**AIM OF THE TASK:** Retype the listing that follows, exactly as written.

[Raw records]
------------------------------------------------

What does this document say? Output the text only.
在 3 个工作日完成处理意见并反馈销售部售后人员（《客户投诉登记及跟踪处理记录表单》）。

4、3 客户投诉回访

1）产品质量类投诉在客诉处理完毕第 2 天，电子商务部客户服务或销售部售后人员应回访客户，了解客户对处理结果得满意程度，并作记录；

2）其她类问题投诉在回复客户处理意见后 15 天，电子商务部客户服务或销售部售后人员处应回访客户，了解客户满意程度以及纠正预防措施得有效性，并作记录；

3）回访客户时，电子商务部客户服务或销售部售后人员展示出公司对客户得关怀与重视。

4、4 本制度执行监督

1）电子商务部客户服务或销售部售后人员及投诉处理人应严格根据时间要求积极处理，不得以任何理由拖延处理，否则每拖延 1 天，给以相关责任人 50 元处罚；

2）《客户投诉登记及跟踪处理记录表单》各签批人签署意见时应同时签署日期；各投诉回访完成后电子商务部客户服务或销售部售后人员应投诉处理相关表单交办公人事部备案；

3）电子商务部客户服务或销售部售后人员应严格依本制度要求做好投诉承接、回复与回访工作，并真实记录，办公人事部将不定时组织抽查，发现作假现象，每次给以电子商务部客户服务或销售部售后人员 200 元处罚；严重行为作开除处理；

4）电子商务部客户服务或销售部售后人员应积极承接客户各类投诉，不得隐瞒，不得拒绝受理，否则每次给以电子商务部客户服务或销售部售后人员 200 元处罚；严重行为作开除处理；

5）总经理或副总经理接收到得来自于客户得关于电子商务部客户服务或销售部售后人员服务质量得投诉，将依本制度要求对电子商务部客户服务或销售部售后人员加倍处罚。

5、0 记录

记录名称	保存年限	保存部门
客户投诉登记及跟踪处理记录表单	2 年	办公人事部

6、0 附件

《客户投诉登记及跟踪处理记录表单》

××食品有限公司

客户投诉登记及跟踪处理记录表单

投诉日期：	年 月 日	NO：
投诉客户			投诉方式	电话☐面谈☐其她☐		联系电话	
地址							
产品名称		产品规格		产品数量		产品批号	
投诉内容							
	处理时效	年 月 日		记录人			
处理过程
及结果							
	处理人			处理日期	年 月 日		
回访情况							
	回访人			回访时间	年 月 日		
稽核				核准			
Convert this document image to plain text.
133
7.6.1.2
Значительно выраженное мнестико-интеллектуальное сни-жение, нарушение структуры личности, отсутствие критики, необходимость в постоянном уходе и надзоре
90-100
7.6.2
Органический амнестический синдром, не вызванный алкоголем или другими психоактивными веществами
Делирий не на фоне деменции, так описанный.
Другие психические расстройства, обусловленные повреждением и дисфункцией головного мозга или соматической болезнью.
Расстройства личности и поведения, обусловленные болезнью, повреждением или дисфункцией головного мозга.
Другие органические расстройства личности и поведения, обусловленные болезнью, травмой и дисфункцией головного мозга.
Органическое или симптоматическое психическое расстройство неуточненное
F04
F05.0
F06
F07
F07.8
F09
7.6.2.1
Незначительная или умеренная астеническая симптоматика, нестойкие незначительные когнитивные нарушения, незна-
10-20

------------------------------------------------

**SOLUTION FOR THIS PROBLEM:**
What does this document say? Output the text only.
在 3 个工作日完成处理意见并反馈销售部售后人员（《客户投诉登记及跟踪处理记录表单》）。

4、3 客户投诉回访

1）产品质量类投诉在客诉处理完毕第 2 天，电子商务部客户服务或销售部售后人员应回访客户，了解客户对处理结果得满意程度，并作记录；

2）其她类问题投诉在回复客户处理意见后 15 天，电子商务部客户服务或销售部售后人员处应回访客户，了解客户满意程度以及纠正预防措施得有效性，并作记录；

3）回访客户时，电子商务部客户服务或销售部售后人员展示出公司对客户得关怀与重视。

4、4 本制度执行监督

1）电子商务部客户服务或销售部售后人员及投诉处理人应严格根据时间要求积极处理，不得以任何理由拖延处理，否则每拖延 1 天，给以相关责任人 50 元处罚；

2）《客户投诉登记及跟踪处理记录表单》各签批人签署意见时应同时签署日期；各投诉回访完成后电子商务部客户服务或销售部售后人员应投诉处理相关表单交办公人事部备案；

3）电子商务部客户服务或销售部售后人员应严格依本制度要求做好投诉承接、回复与回访工作，并真实记录，办公人事部将不定时组织抽查，发现作假现象，每次给以电子商务部客户服务或销售部售后人员 200 元处罚；严重行为作开除处理；

4）电子商务部客户服务或销售部售后人员应积极承接客户各类投诉，不得隐瞒，不得拒绝受理，否则每次给以电子商务部客户服务或销售部售后人员 200 元处罚；严重行为作开除处理；

5）总经理或副总经理接收到得来自于客户得关于电子商务部客户服务或销售部售后人员服务质量得投诉，将依本制度要求对电子商务部客户服务或销售部售后人员加倍处罚。

5、0 记录

记录名称	保存年限	保存部门
客户投诉登记及跟踪处理记录表单	2 年	办公人事部

6、0 附件

《客户投诉登记及跟踪处理记录表单》

××食品有限公司

客户投诉登记及跟踪处理记录表单

投诉日期：	年 月 日	NO：
投诉客户			投诉方式	电话☐面谈☐其她☐		联系电话	
地址							
产品名称		产品规格		产品数量		产品批号	
投诉内容							
	处理时效	年 月 日		记录人			
处理过程
及结果							
	处理人			处理日期	年 月 日		
回访情况							
	回访人			回访时间	年 月 日		
稽核				核准			
Convert this document image to plain text.
133
7.6.1.2
Значительно выраженное мнестико-интеллектуальное сни-жение, нарушение структуры личности, отсутствие критики, необходимость в постоянном уходе и надзоре
90-100
7.6.2
Органический амнестический синдром, не вызванный алкоголем или другими психоактивными веществами
Делирий не на фоне деменции, так описанный.
Другие психические расстройства, обусловленные повреждением и дисфункцией головного мозга или соматической болезнью.
Расстройства личности и поведения, обусловленные болезнью, повреждением или дисфункцией головного мозга.
Другие органические расстройства личности и поведения, обусловленные болезнью, травмой и дисфункцией головного мозга.
Органическое или симптоматическое психическое расстройство неуточненное
F04
F05.0
F06
F07
F07.8
F09
7.6.2.1
Незначительная или умеренная астеническая симптоматика, нестойкие незначительные когнитивные нарушения, незна-
10-20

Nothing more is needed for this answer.